- **DIRECTIONS FOR THIS TASK**
Write out the whole listing again, exactly as given.
───── EXTRACTED ENTRIES
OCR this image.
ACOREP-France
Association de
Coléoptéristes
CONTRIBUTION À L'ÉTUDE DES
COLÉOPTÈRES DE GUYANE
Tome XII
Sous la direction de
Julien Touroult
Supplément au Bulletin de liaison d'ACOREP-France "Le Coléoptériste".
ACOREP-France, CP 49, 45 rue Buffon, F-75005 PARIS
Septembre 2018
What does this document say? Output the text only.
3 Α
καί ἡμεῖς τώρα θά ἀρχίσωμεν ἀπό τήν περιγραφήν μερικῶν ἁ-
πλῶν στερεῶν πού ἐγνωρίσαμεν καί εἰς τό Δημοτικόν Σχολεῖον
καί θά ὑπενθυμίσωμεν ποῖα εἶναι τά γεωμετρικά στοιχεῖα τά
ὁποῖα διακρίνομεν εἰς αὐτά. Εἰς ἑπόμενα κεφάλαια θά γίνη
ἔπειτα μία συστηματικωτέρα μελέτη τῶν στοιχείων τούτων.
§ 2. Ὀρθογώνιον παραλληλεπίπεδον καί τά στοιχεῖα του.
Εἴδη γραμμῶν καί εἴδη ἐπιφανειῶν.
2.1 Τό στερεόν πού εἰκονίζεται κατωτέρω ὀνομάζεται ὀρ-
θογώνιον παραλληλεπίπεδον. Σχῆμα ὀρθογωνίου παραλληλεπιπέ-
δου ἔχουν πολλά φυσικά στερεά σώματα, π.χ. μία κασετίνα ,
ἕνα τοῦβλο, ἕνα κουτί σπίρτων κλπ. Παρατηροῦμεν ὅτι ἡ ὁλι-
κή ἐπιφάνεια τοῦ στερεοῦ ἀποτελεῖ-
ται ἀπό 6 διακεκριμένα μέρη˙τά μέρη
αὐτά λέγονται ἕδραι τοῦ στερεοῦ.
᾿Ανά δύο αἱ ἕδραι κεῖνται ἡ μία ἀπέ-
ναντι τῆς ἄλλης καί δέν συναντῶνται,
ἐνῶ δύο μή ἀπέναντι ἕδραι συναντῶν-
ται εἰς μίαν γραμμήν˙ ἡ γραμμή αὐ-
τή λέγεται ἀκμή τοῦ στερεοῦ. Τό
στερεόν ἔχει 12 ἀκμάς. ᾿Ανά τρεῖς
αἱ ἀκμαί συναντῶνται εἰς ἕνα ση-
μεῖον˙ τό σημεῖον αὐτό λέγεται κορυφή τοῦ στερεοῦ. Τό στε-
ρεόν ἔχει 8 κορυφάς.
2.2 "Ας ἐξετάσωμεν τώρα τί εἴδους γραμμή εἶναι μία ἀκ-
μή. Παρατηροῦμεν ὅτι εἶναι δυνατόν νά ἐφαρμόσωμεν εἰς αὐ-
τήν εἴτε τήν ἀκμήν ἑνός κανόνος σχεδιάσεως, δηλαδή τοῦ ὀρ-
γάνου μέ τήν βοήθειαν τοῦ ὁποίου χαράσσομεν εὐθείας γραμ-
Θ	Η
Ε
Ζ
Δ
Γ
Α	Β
──────────
- **EXERCISE RESPONSE**
OCR this image.
ACOREP-France
Association de
Coléoptéristes
CONTRIBUTION À L'ÉTUDE DES
COLÉOPTÈRES DE GUYANE
Tome XII
Sous la direction de
Julien Touroult
Supplément au Bulletin de liaison d'ACOREP-France "Le Coléoptériste".
ACOREP-France, CP 49, 45 rue Buffon, F-75005 PARIS
Septembre 2018
What does this document say? Output the text only.
3 Α
καί ἡμεῖς τώρα θά ἀρχίσωμεν ἀπό τήν περιγραφήν μερικῶν ἁ-
πλῶν στερεῶν πού ἐγνωρίσαμεν καί εἰς τό Δημοτικόν Σχολεῖον
καί θά ὑπενθυμίσωμεν ποῖα εἶναι τά γεωμετρικά στοιχεῖα τά
ὁποῖα διακρίνομεν εἰς αὐτά. Εἰς ἑπόμενα κεφάλαια θά γίνη
ἔπειτα μία συστηματικωτέρα μελέτη τῶν στοιχείων τούτων.
§ 2. Ὀρθογώνιον παραλληλεπίπεδον καί τά στοιχεῖα του.
Εἴδη γραμμῶν καί εἴδη ἐπιφανειῶν.
2.1 Τό στερεόν πού εἰκονίζεται κατωτέρω ὀνομάζεται ὀρ-
θογώνιον παραλληλεπίπεδον. Σχῆμα ὀρθογωνίου παραλληλεπιπέ-
δου ἔχουν πολλά φυσικά στερεά σώματα, π.χ. μία κασετίνα ,
ἕνα τοῦβλο, ἕνα κουτί σπίρτων κλπ. Παρατηροῦμεν ὅτι ἡ ὁλι-
κή ἐπιφάνεια τοῦ στερεοῦ ἀποτελεῖ-
ται ἀπό 6 διακεκριμένα μέρη˙τά μέρη
αὐτά λέγονται ἕδραι τοῦ στερεοῦ.
᾿Ανά δύο αἱ ἕδραι κεῖνται ἡ μία ἀπέ-
ναντι τῆς ἄλλης καί δέν συναντῶνται,
ἐνῶ δύο μή ἀπέναντι ἕδραι συναντῶν-
ται εἰς μίαν γραμμήν˙ ἡ γραμμή αὐ-
τή λέγεται ἀκμή τοῦ στερεοῦ. Τό
στερεόν ἔχει 12 ἀκμάς. ᾿Ανά τρεῖς
αἱ ἀκμαί συναντῶνται εἰς ἕνα ση-
μεῖον˙ τό σημεῖον αὐτό λέγεται κορυφή τοῦ στερεοῦ. Τό στε-
ρεόν ἔχει 8 κορυφάς.
2.2 "Ας ἐξετάσωμεν τώρα τί εἴδους γραμμή εἶναι μία ἀκ-
μή. Παρατηροῦμεν ὅτι εἶναι δυνατόν νά ἐφαρμόσωμεν εἰς αὐ-
τήν εἴτε τήν ἀκμήν ἑνός κανόνος σχεδιάσεως, δηλαδή τοῦ ὀρ-
γάνου μέ τήν βοήθειαν τοῦ ὁποίου χαράσσομεν εὐθείας γραμ-
Θ	Η
Ε
Ζ
Δ
Γ
Α	Β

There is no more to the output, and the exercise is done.